## [Written request]
Collect every line below that contains the word "supply".

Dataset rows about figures

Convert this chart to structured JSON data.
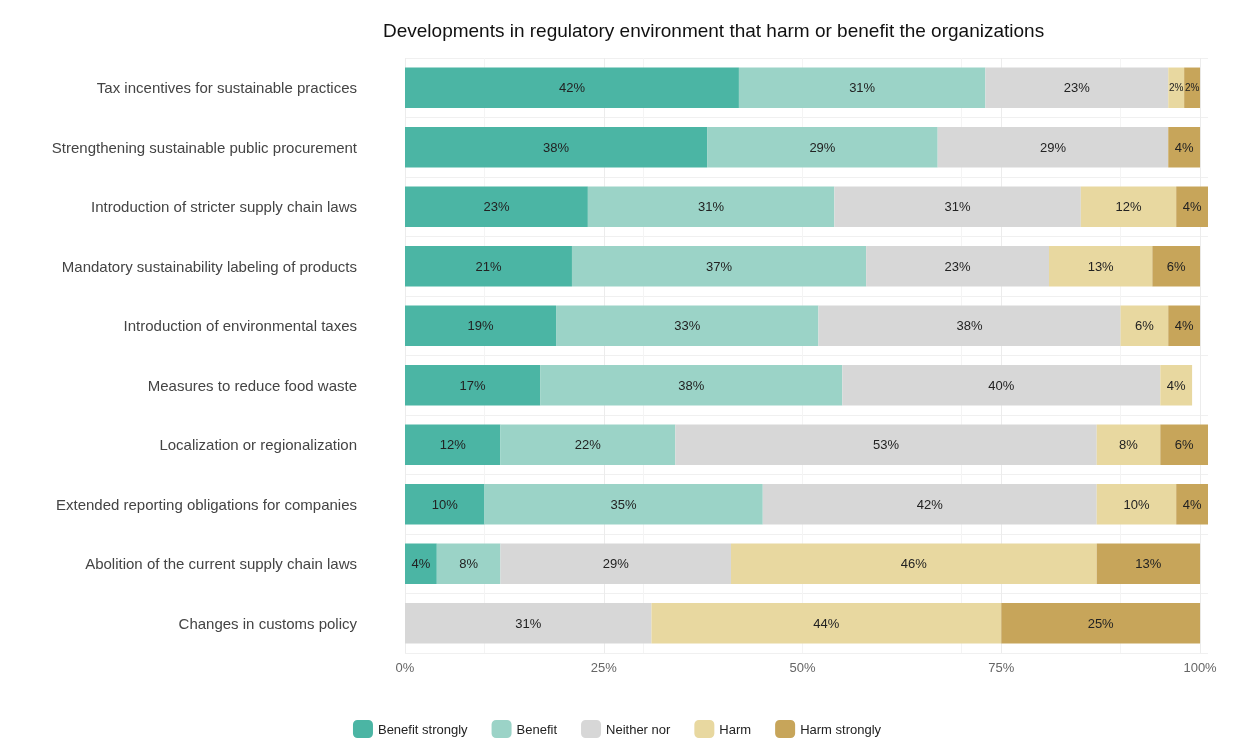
{
  "chart_data": {
    "type": "bar",
    "orientation": "horizontal",
    "stacked": true,
    "title": "Developments in regulatory environment that harm or benefit the organizations",
    "categories": [
      "Tax incentives for sustainable practices",
      "Strengthening sustainable public procurement",
      "Introduction of stricter supply chain laws",
      "Mandatory sustainability labeling of products",
      "Introduction of environmental taxes",
      "Measures to reduce food waste",
      "Localization or regionalization",
      "Extended reporting obligations for companies",
      "Abolition of the current supply chain laws",
      "Changes in customs policy"
    ],
    "series": [
      {
        "name": "Benefit strongly",
        "color": "#4bb5a4",
        "values": [
          42,
          38,
          23,
          21,
          19,
          17,
          12,
          10,
          4,
          null
        ],
        "value_labels": [
          "42%",
          "38%",
          "23%",
          "21%",
          "19%",
          "17%",
          "12%",
          "10%",
          "4%",
          null
        ]
      },
      {
        "name": "Benefit",
        "color": "#9bd3c7",
        "values": [
          31,
          29,
          31,
          37,
          33,
          38,
          22,
          35,
          8,
          null
        ],
        "value_labels": [
          "31%",
          "29%",
          "31%",
          "37%",
          "33%",
          "38%",
          "22%",
          "35%",
          "8%",
          null
        ]
      },
      {
        "name": "Neither nor",
        "color": "#d7d7d7",
        "values": [
          23,
          29,
          31,
          23,
          38,
          40,
          53,
          42,
          29,
          31
        ],
        "value_labels": [
          "23%",
          "29%",
          "31%",
          "23%",
          "38%",
          "40%",
          "53%",
          "42%",
          "29%",
          "31%"
        ]
      },
      {
        "name": "Harm",
        "color": "#e8d8a0",
        "values": [
          2,
          null,
          12,
          13,
          6,
          4,
          8,
          10,
          46,
          44
        ],
        "value_labels": [
          "2%",
          null,
          "12%",
          "13%",
          "6%",
          "4%",
          "8%",
          "10%",
          "46%",
          "44%"
        ]
      },
      {
        "name": "Harm strongly",
        "color": "#c7a55a",
        "values": [
          2,
          4,
          4,
          6,
          4,
          null,
          6,
          4,
          13,
          25
        ],
        "value_labels": [
          "2%",
          "4%",
          "4%",
          "6%",
          "4%",
          null,
          "6%",
          "4%",
          "13%",
          "25%"
        ]
      }
    ],
    "xlim": [
      0,
      101
    ],
    "xticks": [
      {
        "value": 0,
        "label": "0%"
      },
      {
        "value": 25,
        "label": "25%"
      },
      {
        "value": 50,
        "label": "50%"
      },
      {
        "value": 75,
        "label": "75%"
      },
      {
        "value": 100,
        "label": "100%"
      }
    ],
    "grid": true,
    "legend": "bottom"
  }
}
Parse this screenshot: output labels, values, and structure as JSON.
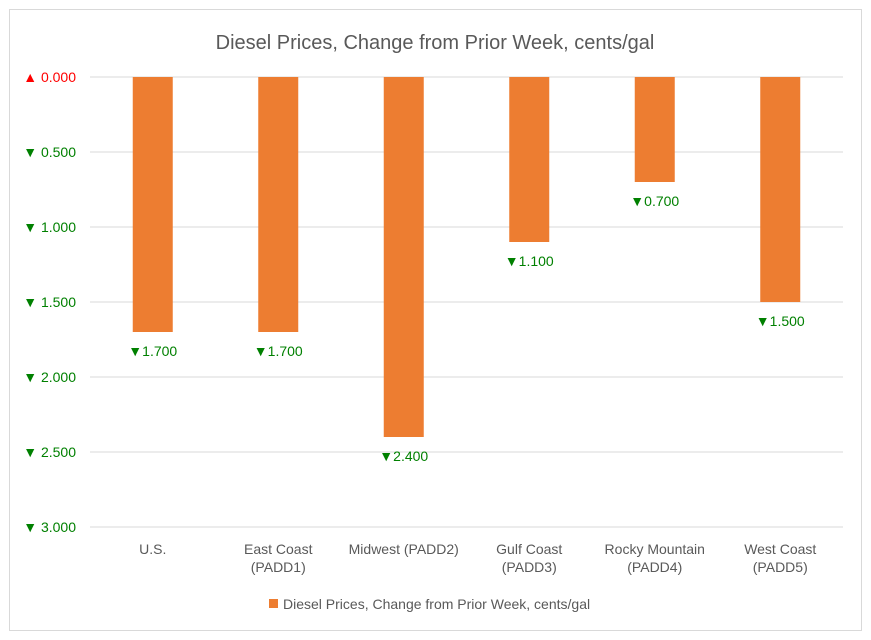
{
  "chart_data": {
    "type": "bar",
    "title": "Diesel Prices, Change from Prior Week, cents/gal",
    "categories": [
      [
        "U.S."
      ],
      [
        "East Coast",
        "(PADD1)"
      ],
      [
        "Midwest (PADD2)"
      ],
      [
        "Gulf Coast",
        "(PADD3)"
      ],
      [
        "Rocky Mountain",
        "(PADD4)"
      ],
      [
        "West Coast",
        "(PADD5)"
      ]
    ],
    "series": [
      {
        "name": "Diesel Prices, Change from Prior Week, cents/gal",
        "values": [
          -1.7,
          -1.7,
          -2.4,
          -1.1,
          -0.7,
          -1.5
        ],
        "color": "#ED7D31"
      }
    ],
    "data_labels": [
      "▼1.700",
      "▼1.700",
      "▼2.400",
      "▼1.100",
      "▼0.700",
      "▼1.500"
    ],
    "y_ticks": [
      0,
      -0.5,
      -1.0,
      -1.5,
      -2.0,
      -2.5,
      -3.0
    ],
    "y_tick_labels": [
      "▲ 0.000",
      "▼ 0.500",
      "▼ 1.000",
      "▼ 1.500",
      "▼ 2.000",
      "▼ 2.500",
      "▼ 3.000"
    ],
    "ylim": [
      -3.0,
      0
    ],
    "grid": true,
    "legend_position": "bottom",
    "colors": {
      "up": "#FF0000",
      "down": "#008000",
      "grid": "#D9D9D9"
    }
  }
}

## [Solved problem]
      "Introduction of stricter supply chain laws",
      "Abolition of the current supply chain laws",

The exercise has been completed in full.